* _TASK REQUIREMENTS_: Can you reproduce, word for word, the items from the line with "- cell-lines: 277: [130, 35, 154, 51]" through the line with "- column-header-lines[interactable]: Lines: [116, 13, 159, 32]", including both of those lines?

========================================================================

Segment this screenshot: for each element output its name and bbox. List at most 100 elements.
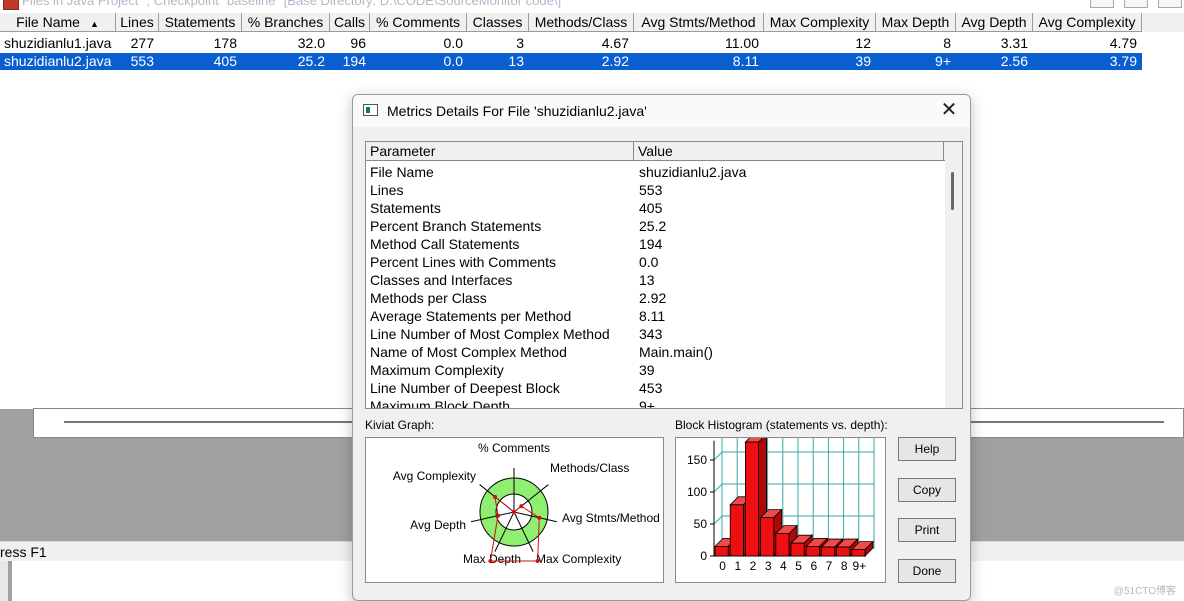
- cell-lines: 277: [130, 35, 154, 51]
- histogram-x-tick-label: 4: [780, 559, 787, 573]
- histogram-y-tick-label: 0: [700, 549, 707, 563]
- histogram-bar: [851, 549, 866, 557]
- column-header-lines[interactable]: Lines: [116, 13, 159, 32]
- column-header-statements[interactable]: Statements: [159, 13, 242, 32]
- column-header-avg-complexity[interactable]: Avg Complexity: [1033, 13, 1142, 32]
- cell-file-name: shuzidianlu1.java: [4, 35, 112, 51]
- histogram-x-tick-label: 1: [734, 559, 741, 573]
- cell-max-complexity: 12: [855, 35, 871, 51]
- status-text: ress F1: [0, 544, 47, 560]
- cell-avg-complexity: 4.79: [1109, 35, 1137, 51]
- cell-max-depth: 8: [943, 35, 951, 51]
- list-header-parameter[interactable]: Parameter: [366, 142, 634, 161]
- histogram-label: Block Histogram (statements vs. depth):: [675, 418, 888, 432]
- histogram-bar: [805, 546, 820, 557]
- histogram-x-tick-label: 5: [795, 559, 802, 573]
- histogram-bar: [714, 546, 729, 557]
- close-icon[interactable]: ✕: [938, 98, 960, 122]
- print-button[interactable]: Print: [898, 518, 956, 542]
- histogram-grid-line: [713, 515, 723, 525]
- histogram-x-tick-label: 9+: [853, 559, 867, 573]
- window-icon: [363, 104, 378, 116]
- cell-branches: 25.2: [297, 53, 325, 69]
- column-header-avg-stmts[interactable]: Avg Stmts/Method: [634, 13, 764, 32]
- column-header-classes[interactable]: Classes: [467, 13, 529, 32]
- histogram-x-tick-label: 0: [719, 559, 726, 573]
- histogram-bar: [729, 504, 744, 557]
- block-histogram-svg: 0501001500 1 2 3 4 5 6 7 8 9+: [687, 432, 875, 573]
- histogram-x-tick-label: 2: [750, 559, 757, 573]
- histogram-x-tick-label: 6: [810, 559, 817, 573]
- cell-comments: 0.0: [443, 35, 463, 51]
- column-header-file-name[interactable]: File Name ▲: [0, 13, 116, 32]
- histogram-grid-line: [713, 483, 723, 493]
- vertical-scrollbar[interactable]: [945, 142, 962, 408]
- watermark: @51CTO博客: [1113, 586, 1176, 597]
- cell-methods-class: 4.67: [601, 35, 629, 51]
- histogram-y-tick-label: 50: [694, 517, 708, 531]
- window-title: Files in Java Project ", Checkpoint "bas…: [22, 0, 562, 8]
- bottom-panel-edge: [0, 561, 8, 601]
- histogram-x-tick-label: 3: [765, 559, 772, 573]
- kiviat-axis-label: Methods/Class: [550, 461, 629, 475]
- cell-avg-depth: 3.31: [1000, 35, 1028, 51]
- column-header-max-depth[interactable]: Max Depth: [876, 13, 956, 32]
- copy-button[interactable]: Copy: [898, 478, 956, 502]
- done-button[interactable]: Done: [898, 559, 956, 583]
- dialog-title: Metrics Details For File 'shuzidianlu2.j…: [387, 103, 647, 119]
- cell-file-name: shuzidianlu2.java: [4, 53, 112, 69]
- maximize-button[interactable]: [1124, 0, 1148, 8]
- kiviat-axis-label: % Comments: [478, 441, 550, 455]
- minimize-button[interactable]: [1090, 0, 1114, 8]
- window-title-bar: Files in Java Project ", Checkpoint "bas…: [0, 0, 1184, 13]
- cell-avg-complexity: 3.79: [1109, 53, 1137, 69]
- kiviat-graph-svg: % CommentsMethods/Class Avg Stmts/Method M…: [393, 441, 660, 566]
- cell-comments: 0.0: [443, 53, 463, 69]
- histogram-x-tick-label: 8: [841, 559, 848, 573]
- sort-ascending-icon: ▲: [89, 19, 99, 29]
- cell-statements: 178: [213, 35, 237, 51]
- cell-avg-depth: 2.56: [1000, 53, 1028, 69]
- column-header-calls[interactable]: Calls: [330, 13, 370, 32]
- scrollbar-thumb[interactable]: [951, 172, 954, 210]
- help-button[interactable]: Help: [898, 437, 956, 461]
- histogram-bar: [790, 542, 805, 557]
- cell-max-complexity: 39: [855, 53, 871, 69]
- dialog-title-bar: Metrics Details For File 'shuzidianlu2.j…: [353, 95, 970, 127]
- column-header-avg-depth[interactable]: Avg Depth: [956, 13, 1033, 32]
- cell-max-depth: 9+: [935, 53, 951, 69]
- cell-lines: 553: [130, 53, 154, 69]
- histogram-bar: [745, 441, 760, 557]
- column-header-methods-class[interactable]: Methods/Class: [529, 13, 634, 32]
- histogram-y-tick-label: 100: [687, 485, 707, 499]
- metrics-detail-list[interactable]: Parameter Value File Name shuzidianlu2.ja…: [365, 141, 963, 409]
- block-histogram: 0 50 100 150 0 1 2 3 4 5 6 7 8 9+: [675, 432, 886, 583]
- histogram-bar: [760, 517, 775, 557]
- kiviat-axis-label: Avg Complexity: [393, 469, 476, 483]
- histogram-bar: [820, 546, 835, 557]
- cell-classes: 3: [516, 35, 524, 51]
- close-window-button[interactable]: [1158, 0, 1182, 8]
- table-header: File Name ▲ Lines Statements % Branches C…: [0, 13, 1184, 32]
- column-header-branches[interactable]: % Branches: [242, 13, 330, 32]
- cell-calls: 96: [350, 35, 366, 51]
- column-header-comments[interactable]: % Comments: [370, 13, 467, 32]
- kiviat-graph: % Comments Methods/Class Avg Stmts/Method M…: [365, 437, 664, 583]
- app-icon: [3, 0, 19, 10]
- cell-branches: 32.0: [297, 35, 325, 51]
- kiviat-label: Kiviat Graph:: [365, 418, 435, 432]
- column-header-label: File Name: [16, 14, 80, 30]
- cell-classes: 13: [508, 53, 524, 69]
- table-row-selected[interactable]: shuzidianlu2.java 553 405 25.2 194 0.0 1…: [0, 53, 1142, 70]
- histogram-grid-line: [713, 451, 723, 461]
- list-header: Parameter Value: [366, 142, 945, 161]
- kiviat-axis-label: Avg Depth: [410, 518, 466, 532]
- cell-avg-stmts: 8.11: [732, 53, 759, 69]
- cell-methods-class: 2.92: [601, 53, 629, 69]
- cell-statements: 405: [213, 53, 237, 69]
- list-header-value[interactable]: Value: [634, 142, 944, 161]
- table-row[interactable]: shuzidianlu1.java 277 178 32.0 96 0.0 3 …: [0, 35, 1142, 52]
- histogram-y-tick-label: 150: [687, 453, 707, 467]
- column-header-max-complexity[interactable]: Max Complexity: [764, 13, 876, 32]
- kiviat-axis-label: Avg Stmts/Method: [562, 511, 660, 525]
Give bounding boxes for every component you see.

========================================================================

* _FULL RESPONSE_:
- cell-lines: 277: [130, 35, 154, 51]
- histogram-x-tick-label: 4: [780, 559, 787, 573]
- histogram-y-tick-label: 0: [700, 549, 707, 563]
- histogram-bar: [851, 549, 866, 557]
- column-header-lines[interactable]: Lines: [116, 13, 159, 32]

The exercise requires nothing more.